-------- EXTRACTED INFORMATION --------

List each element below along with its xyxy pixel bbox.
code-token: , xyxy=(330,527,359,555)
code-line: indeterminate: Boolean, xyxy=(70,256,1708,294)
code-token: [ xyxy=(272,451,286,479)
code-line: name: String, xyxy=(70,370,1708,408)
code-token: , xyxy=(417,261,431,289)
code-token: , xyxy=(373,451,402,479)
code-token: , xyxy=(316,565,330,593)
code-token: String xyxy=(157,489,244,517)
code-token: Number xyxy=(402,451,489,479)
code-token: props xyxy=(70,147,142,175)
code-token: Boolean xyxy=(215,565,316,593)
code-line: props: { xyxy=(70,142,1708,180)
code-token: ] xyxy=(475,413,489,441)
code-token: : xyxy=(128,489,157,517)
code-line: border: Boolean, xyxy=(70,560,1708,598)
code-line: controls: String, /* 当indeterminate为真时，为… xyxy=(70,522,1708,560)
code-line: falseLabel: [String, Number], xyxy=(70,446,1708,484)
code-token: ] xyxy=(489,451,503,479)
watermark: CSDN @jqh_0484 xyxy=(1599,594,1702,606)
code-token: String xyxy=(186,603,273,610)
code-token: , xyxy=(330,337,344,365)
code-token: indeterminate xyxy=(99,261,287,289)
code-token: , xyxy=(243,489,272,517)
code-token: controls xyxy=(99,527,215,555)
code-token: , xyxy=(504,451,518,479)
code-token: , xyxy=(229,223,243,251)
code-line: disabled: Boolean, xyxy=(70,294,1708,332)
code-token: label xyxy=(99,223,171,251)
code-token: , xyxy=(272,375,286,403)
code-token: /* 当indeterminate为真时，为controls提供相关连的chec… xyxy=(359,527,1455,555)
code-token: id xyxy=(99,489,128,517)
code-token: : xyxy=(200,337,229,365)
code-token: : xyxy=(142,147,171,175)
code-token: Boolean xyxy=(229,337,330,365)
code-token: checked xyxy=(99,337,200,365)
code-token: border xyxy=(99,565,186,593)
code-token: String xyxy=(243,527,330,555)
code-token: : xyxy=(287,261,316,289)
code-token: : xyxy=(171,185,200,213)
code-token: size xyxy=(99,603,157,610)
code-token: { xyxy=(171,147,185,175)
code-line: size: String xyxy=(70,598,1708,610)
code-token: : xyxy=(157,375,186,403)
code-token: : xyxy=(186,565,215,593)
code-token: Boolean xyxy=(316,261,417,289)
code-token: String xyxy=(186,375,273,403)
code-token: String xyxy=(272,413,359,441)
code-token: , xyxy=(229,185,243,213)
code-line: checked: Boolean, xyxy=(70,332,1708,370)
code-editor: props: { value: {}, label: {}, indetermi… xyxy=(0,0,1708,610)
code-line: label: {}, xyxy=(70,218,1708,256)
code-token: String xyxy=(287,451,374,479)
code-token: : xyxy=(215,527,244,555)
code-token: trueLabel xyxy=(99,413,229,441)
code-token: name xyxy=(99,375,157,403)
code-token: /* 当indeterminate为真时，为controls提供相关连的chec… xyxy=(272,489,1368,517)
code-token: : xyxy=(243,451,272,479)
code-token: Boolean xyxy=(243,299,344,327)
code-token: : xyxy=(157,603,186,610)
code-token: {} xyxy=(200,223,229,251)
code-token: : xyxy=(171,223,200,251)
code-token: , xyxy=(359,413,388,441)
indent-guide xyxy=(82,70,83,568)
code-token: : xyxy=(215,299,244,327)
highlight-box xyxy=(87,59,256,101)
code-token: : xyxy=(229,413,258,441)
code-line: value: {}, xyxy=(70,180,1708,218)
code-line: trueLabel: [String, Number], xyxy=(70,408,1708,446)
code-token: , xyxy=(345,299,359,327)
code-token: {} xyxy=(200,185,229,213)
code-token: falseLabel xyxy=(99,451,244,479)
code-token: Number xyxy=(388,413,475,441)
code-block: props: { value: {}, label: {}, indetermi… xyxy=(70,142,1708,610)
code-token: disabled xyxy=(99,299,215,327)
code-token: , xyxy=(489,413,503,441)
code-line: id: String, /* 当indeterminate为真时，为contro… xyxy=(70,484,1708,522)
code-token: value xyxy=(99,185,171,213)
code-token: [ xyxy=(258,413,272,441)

--------

▶ [WHAT YOU ARE ASKED TO DO]: Copy all of the data above line for line, from the first line through the last, with no changes.

▶ [ANSWER TO THE EXERCISE]:
List each element below along with its xyxy pixel bbox.
code-token: , xyxy=(330,527,359,555)
code-line: indeterminate: Boolean, xyxy=(70,256,1708,294)
code-token: [ xyxy=(272,451,286,479)
code-line: name: String, xyxy=(70,370,1708,408)
code-token: , xyxy=(417,261,431,289)
code-token: , xyxy=(373,451,402,479)
code-token: , xyxy=(316,565,330,593)
code-token: String xyxy=(157,489,244,517)
code-token: Number xyxy=(402,451,489,479)
code-token: props xyxy=(70,147,142,175)
code-token: Boolean xyxy=(215,565,316,593)
code-line: props: { xyxy=(70,142,1708,180)
code-token: ] xyxy=(475,413,489,441)
code-token: : xyxy=(128,489,157,517)
code-line: border: Boolean, xyxy=(70,560,1708,598)
code-line: controls: String, /* 当indeterminate为真时，为… xyxy=(70,522,1708,560)
code-line: falseLabel: [String, Number], xyxy=(70,446,1708,484)
code-token: ] xyxy=(489,451,503,479)
watermark: CSDN @jqh_0484 xyxy=(1599,594,1702,606)
code-token: String xyxy=(186,603,273,610)
code-token: , xyxy=(330,337,344,365)
code-token: indeterminate xyxy=(99,261,287,289)
code-token: , xyxy=(243,489,272,517)
code-token: controls xyxy=(99,527,215,555)
code-token: , xyxy=(504,451,518,479)
code-token: , xyxy=(229,223,243,251)
code-line: disabled: Boolean, xyxy=(70,294,1708,332)
code-token: label xyxy=(99,223,171,251)
code-token: , xyxy=(272,375,286,403)
code-token: /* 当indeterminate为真时，为controls提供相关连的chec… xyxy=(359,527,1455,555)
code-token: id xyxy=(99,489,128,517)
code-token: : xyxy=(200,337,229,365)
code-token: : xyxy=(142,147,171,175)
code-token: Boolean xyxy=(229,337,330,365)
code-token: checked xyxy=(99,337,200,365)
code-token: border xyxy=(99,565,186,593)
code-token: String xyxy=(243,527,330,555)
code-token: : xyxy=(287,261,316,289)
code-token: : xyxy=(171,185,200,213)
code-token: size xyxy=(99,603,157,610)
code-token: { xyxy=(171,147,185,175)
code-line: size: String xyxy=(70,598,1708,610)
code-token: : xyxy=(157,375,186,403)
code-token: : xyxy=(186,565,215,593)
code-token: Boolean xyxy=(316,261,417,289)
code-token: String xyxy=(186,375,273,403)
code-token: String xyxy=(272,413,359,441)
code-token: , xyxy=(229,185,243,213)
code-line: checked: Boolean, xyxy=(70,332,1708,370)
code-editor: props: { value: {}, label: {}, indetermi… xyxy=(0,0,1708,610)
code-line: label: {}, xyxy=(70,218,1708,256)
code-token: String xyxy=(287,451,374,479)
code-token: : xyxy=(215,527,244,555)
code-token: trueLabel xyxy=(99,413,229,441)
code-token: name xyxy=(99,375,157,403)
code-token: /* 当indeterminate为真时，为controls提供相关连的chec… xyxy=(272,489,1368,517)
code-token: : xyxy=(243,451,272,479)
code-token: Boolean xyxy=(243,299,344,327)
code-token: : xyxy=(157,603,186,610)
code-token: {} xyxy=(200,223,229,251)
code-token: : xyxy=(171,223,200,251)
code-token: , xyxy=(359,413,388,441)
indent-guide xyxy=(82,70,83,568)
code-token: : xyxy=(215,299,244,327)
highlight-box xyxy=(87,59,256,101)
code-token: : xyxy=(229,413,258,441)
code-line: value: {}, xyxy=(70,180,1708,218)
code-line: trueLabel: [String, Number], xyxy=(70,408,1708,446)
code-token: , xyxy=(345,299,359,327)
code-token: {} xyxy=(200,185,229,213)
code-token: falseLabel xyxy=(99,451,244,479)
code-token: Number xyxy=(388,413,475,441)
code-block: props: { value: {}, label: {}, indetermi… xyxy=(70,142,1708,610)
code-token: disabled xyxy=(99,299,215,327)
code-token: , xyxy=(489,413,503,441)
code-line: id: String, /* 当indeterminate为真时，为contro… xyxy=(70,484,1708,522)
code-token: value xyxy=(99,185,171,213)
code-token: [ xyxy=(258,413,272,441)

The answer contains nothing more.